→ AIM OF THE EXERCISE:
Take down each entry exactly as written.

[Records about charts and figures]
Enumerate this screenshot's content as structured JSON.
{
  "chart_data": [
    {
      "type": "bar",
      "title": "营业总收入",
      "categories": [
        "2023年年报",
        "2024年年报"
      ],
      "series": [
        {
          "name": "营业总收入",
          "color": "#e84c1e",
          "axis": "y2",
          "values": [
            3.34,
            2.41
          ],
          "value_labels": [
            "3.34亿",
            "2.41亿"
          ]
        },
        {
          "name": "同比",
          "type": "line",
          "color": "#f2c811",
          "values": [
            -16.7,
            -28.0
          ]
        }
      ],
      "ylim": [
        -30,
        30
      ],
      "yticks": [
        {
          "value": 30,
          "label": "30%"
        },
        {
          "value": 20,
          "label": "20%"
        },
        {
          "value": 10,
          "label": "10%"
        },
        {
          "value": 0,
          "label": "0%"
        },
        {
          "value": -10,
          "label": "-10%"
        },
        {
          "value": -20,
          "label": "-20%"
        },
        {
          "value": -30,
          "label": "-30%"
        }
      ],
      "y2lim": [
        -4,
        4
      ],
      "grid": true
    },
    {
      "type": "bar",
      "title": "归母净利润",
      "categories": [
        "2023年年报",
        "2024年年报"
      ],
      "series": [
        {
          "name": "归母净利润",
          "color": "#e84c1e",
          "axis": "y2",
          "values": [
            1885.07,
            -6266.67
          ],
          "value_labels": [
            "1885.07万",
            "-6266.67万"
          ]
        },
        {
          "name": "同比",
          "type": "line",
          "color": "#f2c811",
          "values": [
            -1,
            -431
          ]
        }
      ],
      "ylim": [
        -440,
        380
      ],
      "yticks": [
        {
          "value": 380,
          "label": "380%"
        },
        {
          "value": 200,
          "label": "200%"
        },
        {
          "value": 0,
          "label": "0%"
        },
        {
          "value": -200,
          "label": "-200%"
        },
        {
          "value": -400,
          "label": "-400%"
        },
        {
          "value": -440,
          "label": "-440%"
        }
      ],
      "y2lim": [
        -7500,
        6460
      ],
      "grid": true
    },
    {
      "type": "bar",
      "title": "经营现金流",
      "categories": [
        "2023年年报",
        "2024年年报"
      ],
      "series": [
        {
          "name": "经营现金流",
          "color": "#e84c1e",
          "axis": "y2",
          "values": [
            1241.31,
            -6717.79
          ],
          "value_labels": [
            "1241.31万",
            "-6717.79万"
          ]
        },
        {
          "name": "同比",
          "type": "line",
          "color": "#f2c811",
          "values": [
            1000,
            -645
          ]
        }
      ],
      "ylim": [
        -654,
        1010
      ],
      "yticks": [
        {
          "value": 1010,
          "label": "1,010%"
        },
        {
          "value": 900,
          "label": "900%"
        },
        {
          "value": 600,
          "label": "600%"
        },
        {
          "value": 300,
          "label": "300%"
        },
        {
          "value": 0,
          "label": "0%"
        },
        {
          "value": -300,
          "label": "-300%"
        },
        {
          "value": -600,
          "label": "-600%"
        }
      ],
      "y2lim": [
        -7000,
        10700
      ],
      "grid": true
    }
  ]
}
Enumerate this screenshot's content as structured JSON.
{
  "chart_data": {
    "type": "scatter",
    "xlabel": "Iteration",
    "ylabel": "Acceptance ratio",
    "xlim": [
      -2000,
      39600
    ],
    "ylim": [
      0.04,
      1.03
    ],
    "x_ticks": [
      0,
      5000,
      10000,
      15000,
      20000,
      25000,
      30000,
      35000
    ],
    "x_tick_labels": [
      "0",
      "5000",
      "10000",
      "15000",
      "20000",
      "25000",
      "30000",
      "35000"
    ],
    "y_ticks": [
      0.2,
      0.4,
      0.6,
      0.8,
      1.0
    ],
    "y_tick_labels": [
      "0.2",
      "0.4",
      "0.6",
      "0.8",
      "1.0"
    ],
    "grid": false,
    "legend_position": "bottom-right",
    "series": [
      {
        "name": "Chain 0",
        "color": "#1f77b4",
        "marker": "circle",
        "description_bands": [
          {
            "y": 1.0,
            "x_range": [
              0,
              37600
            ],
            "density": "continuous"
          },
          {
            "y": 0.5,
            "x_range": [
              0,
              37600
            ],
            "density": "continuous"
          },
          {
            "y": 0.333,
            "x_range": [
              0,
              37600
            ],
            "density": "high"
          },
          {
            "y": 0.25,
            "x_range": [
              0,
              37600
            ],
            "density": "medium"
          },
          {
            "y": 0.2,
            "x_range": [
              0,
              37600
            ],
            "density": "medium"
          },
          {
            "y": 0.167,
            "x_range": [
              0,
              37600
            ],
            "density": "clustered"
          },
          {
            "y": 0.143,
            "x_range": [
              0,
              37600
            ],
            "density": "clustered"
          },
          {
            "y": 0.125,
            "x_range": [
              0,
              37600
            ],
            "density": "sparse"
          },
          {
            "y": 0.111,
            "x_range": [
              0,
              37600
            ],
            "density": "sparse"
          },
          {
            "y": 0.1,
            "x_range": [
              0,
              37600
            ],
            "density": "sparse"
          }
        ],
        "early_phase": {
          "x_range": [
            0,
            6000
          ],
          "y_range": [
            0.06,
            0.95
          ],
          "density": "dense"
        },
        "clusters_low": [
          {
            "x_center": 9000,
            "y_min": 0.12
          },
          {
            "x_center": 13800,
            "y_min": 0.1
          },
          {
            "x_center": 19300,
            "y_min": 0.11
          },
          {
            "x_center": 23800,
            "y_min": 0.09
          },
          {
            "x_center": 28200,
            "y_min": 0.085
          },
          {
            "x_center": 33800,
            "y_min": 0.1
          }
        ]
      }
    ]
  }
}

→ EXPECTED OUTPUT:
Enumerate this screenshot's content as structured JSON.
{
  "chart_data": [
    {
      "type": "bar",
      "title": "营业总收入",
      "categories": [
        "2023年年报",
        "2024年年报"
      ],
      "series": [
        {
          "name": "营业总收入",
          "color": "#e84c1e",
          "axis": "y2",
          "values": [
            3.34,
            2.41
          ],
          "value_labels": [
            "3.34亿",
            "2.41亿"
          ]
        },
        {
          "name": "同比",
          "type": "line",
          "color": "#f2c811",
          "values": [
            -16.7,
            -28.0
          ]
        }
      ],
      "ylim": [
        -30,
        30
      ],
      "yticks": [
        {
          "value": 30,
          "label": "30%"
        },
        {
          "value": 20,
          "label": "20%"
        },
        {
          "value": 10,
          "label": "10%"
        },
        {
          "value": 0,
          "label": "0%"
        },
        {
          "value": -10,
          "label": "-10%"
        },
        {
          "value": -20,
          "label": "-20%"
        },
        {
          "value": -30,
          "label": "-30%"
        }
      ],
      "y2lim": [
        -4,
        4
      ],
      "grid": true
    },
    {
      "type": "bar",
      "title": "归母净利润",
      "categories": [
        "2023年年报",
        "2024年年报"
      ],
      "series": [
        {
          "name": "归母净利润",
          "color": "#e84c1e",
          "axis": "y2",
          "values": [
            1885.07,
            -6266.67
          ],
          "value_labels": [
            "1885.07万",
            "-6266.67万"
          ]
        },
        {
          "name": "同比",
          "type": "line",
          "color": "#f2c811",
          "values": [
            -1,
            -431
          ]
        }
      ],
      "ylim": [
        -440,
        380
      ],
      "yticks": [
        {
          "value": 380,
          "label": "380%"
        },
        {
          "value": 200,
          "label": "200%"
        },
        {
          "value": 0,
          "label": "0%"
        },
        {
          "value": -200,
          "label": "-200%"
        },
        {
          "value": -400,
          "label": "-400%"
        },
        {
          "value": -440,
          "label": "-440%"
        }
      ],
      "y2lim": [
        -7500,
        6460
      ],
      "grid": true
    },
    {
      "type": "bar",
      "title": "经营现金流",
      "categories": [
        "2023年年报",
        "2024年年报"
      ],
      "series": [
        {
          "name": "经营现金流",
          "color": "#e84c1e",
          "axis": "y2",
          "values": [
            1241.31,
            -6717.79
          ],
          "value_labels": [
            "1241.31万",
            "-6717.79万"
          ]
        },
        {
          "name": "同比",
          "type": "line",
          "color": "#f2c811",
          "values": [
            1000,
            -645
          ]
        }
      ],
      "ylim": [
        -654,
        1010
      ],
      "yticks": [
        {
          "value": 1010,
          "label": "1,010%"
        },
        {
          "value": 900,
          "label": "900%"
        },
        {
          "value": 600,
          "label": "600%"
        },
        {
          "value": 300,
          "label": "300%"
        },
        {
          "value": 0,
          "label": "0%"
        },
        {
          "value": -300,
          "label": "-300%"
        },
        {
          "value": -600,
          "label": "-600%"
        }
      ],
      "y2lim": [
        -7000,
        10700
      ],
      "grid": true
    }
  ]
}
Enumerate this screenshot's content as structured JSON.
{
  "chart_data": {
    "type": "scatter",
    "xlabel": "Iteration",
    "ylabel": "Acceptance ratio",
    "xlim": [
      -2000,
      39600
    ],
    "ylim": [
      0.04,
      1.03
    ],
    "x_ticks": [
      0,
      5000,
      10000,
      15000,
      20000,
      25000,
      30000,
      35000
    ],
    "x_tick_labels": [
      "0",
      "5000",
      "10000",
      "15000",
      "20000",
      "25000",
      "30000",
      "35000"
    ],
    "y_ticks": [
      0.2,
      0.4,
      0.6,
      0.8,
      1.0
    ],
    "y_tick_labels": [
      "0.2",
      "0.4",
      "0.6",
      "0.8",
      "1.0"
    ],
    "grid": false,
    "legend_position": "bottom-right",
    "series": [
      {
        "name": "Chain 0",
        "color": "#1f77b4",
        "marker": "circle",
        "description_bands": [
          {
            "y": 1.0,
            "x_range": [
              0,
              37600
            ],
            "density": "continuous"
          },
          {
            "y": 0.5,
            "x_range": [
              0,
              37600
            ],
            "density": "continuous"
          },
          {
            "y": 0.333,
            "x_range": [
              0,
              37600
            ],
            "density": "high"
          },
          {
            "y": 0.25,
            "x_range": [
              0,
              37600
            ],
            "density": "medium"
          },
          {
            "y": 0.2,
            "x_range": [
              0,
              37600
            ],
            "density": "medium"
          },
          {
            "y": 0.167,
            "x_range": [
              0,
              37600
            ],
            "density": "clustered"
          },
          {
            "y": 0.143,
            "x_range": [
              0,
              37600
            ],
            "density": "clustered"
          },
          {
            "y": 0.125,
            "x_range": [
              0,
              37600
            ],
            "density": "sparse"
          },
          {
            "y": 0.111,
            "x_range": [
              0,
              37600
            ],
            "density": "sparse"
          },
          {
            "y": 0.1,
            "x_range": [
              0,
              37600
            ],
            "density": "sparse"
          }
        ],
        "early_phase": {
          "x_range": [
            0,
            6000
          ],
          "y_range": [
            0.06,
            0.95
          ],
          "density": "dense"
        },
        "clusters_low": [
          {
            "x_center": 9000,
            "y_min": 0.12
          },
          {
            "x_center": 13800,
            "y_min": 0.1
          },
          {
            "x_center": 19300,
            "y_min": 0.11
          },
          {
            "x_center": 23800,
            "y_min": 0.09
          },
          {
            "x_center": 28200,
            "y_min": 0.085
          },
          {
            "x_center": 33800,
            "y_min": 0.1
          }
        ]
      }
    ]
  }
}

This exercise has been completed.